> **Quoted passage**:
>> begin

I wanted to hike up the other, dormant volcano, lookers left of the ski resort. I hiked up to the ridge and got a good idea of how I could get out there, but it was so late in the day that I didn’t attempt to make the volcano.
I’d try on my last day, now that I had a decent idea of the terrain and how to get out there.
As I skied back to the resort, on untracked rock hard snow, my feet began to hurt from all the hard chattering of my skis sliding on the snow.
On my last day, the sun was out, it was beautiful, there was a slight wind, and instead of warming like it was supposed to, it cooled off.
The snow stayed rock hard.
I decided to just give up and not even think of an attempt to hike off the mountain, and just to cruise groomers and enjoy my last day skiing in Chile.
I’ve been in the mountains long enough to understand weather windows. Sometimes you get lucky and the weather works out and you think that were you are has the best skiing in the world.
Sometimes your at the best place to ski in the world and it doesn’t snow all winter.
Sometimes it’s in between.
Basically, for my epic ski trip to Chile for my 40th birthday, the skiing was terrible.
Actually it wasn’t that bad, skiing is only terrible if you get hurt. What I should say is the ski conditions were not great.
But in it’s entirety, the trip was awesome.
I really enjoyed Chile. I’d like to spend some time there with a rental car so I could move around easily. I’d like to get to a vineyard and I’d like to get into the big crazy parts of the Andes and ski some cool shit.
It was my first time off North America, first time in Chile, and first time in the Andes.
I got to do ski in the Andes in the summertime which I’ve dreamed about doing since I was a kid. It’s just another of the amazing things in life I’ve been able to experience that I never thought I would have the chance to.
For this I am forever grateful. And there is no way I could have pulled this epic trip off without a ton of help from my family and friends.
And this all just reinforces my believe that I am the luckiest guy in the world.

>> end

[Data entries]
>> begin

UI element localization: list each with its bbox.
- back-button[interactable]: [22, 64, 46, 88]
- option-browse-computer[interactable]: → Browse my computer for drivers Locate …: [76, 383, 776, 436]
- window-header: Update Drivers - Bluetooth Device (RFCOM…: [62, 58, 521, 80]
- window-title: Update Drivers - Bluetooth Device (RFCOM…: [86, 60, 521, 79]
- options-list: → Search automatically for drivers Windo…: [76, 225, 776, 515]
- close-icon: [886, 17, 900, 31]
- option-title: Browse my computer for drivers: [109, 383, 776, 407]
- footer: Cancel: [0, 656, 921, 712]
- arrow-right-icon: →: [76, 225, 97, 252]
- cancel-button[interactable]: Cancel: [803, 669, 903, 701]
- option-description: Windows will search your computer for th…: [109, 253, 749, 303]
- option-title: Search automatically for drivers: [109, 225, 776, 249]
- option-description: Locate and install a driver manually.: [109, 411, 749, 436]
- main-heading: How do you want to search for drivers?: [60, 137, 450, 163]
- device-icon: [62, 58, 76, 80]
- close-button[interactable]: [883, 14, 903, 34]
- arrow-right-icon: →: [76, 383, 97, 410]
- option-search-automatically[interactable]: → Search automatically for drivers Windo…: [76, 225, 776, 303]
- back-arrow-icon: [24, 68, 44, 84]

>> end

> **What to produce**:
Copy the ski trip account from "I really enjoyed" up to and including "family and friends.", swapping "vineyard" for "winery".

> **Solution below**:
I really enjoyed Chile. I’d like to spend some time there with a rental car so I could move around easily. I’d like to get to a winery and I’d like to get into the big crazy parts of the Andes and ski some cool shit.
It was my first time off North America, first time in Chile, and first time in the Andes.
I got to do ski in the Andes in the summertime which I’ve dreamed about doing since I was a kid. It’s just another of the amazing things in life I’ve been able to experience that I never thought I would have the chance to.
For this I am forever grateful. And there is no way I could have pulled this epic trip off without a ton of help from my family and friends.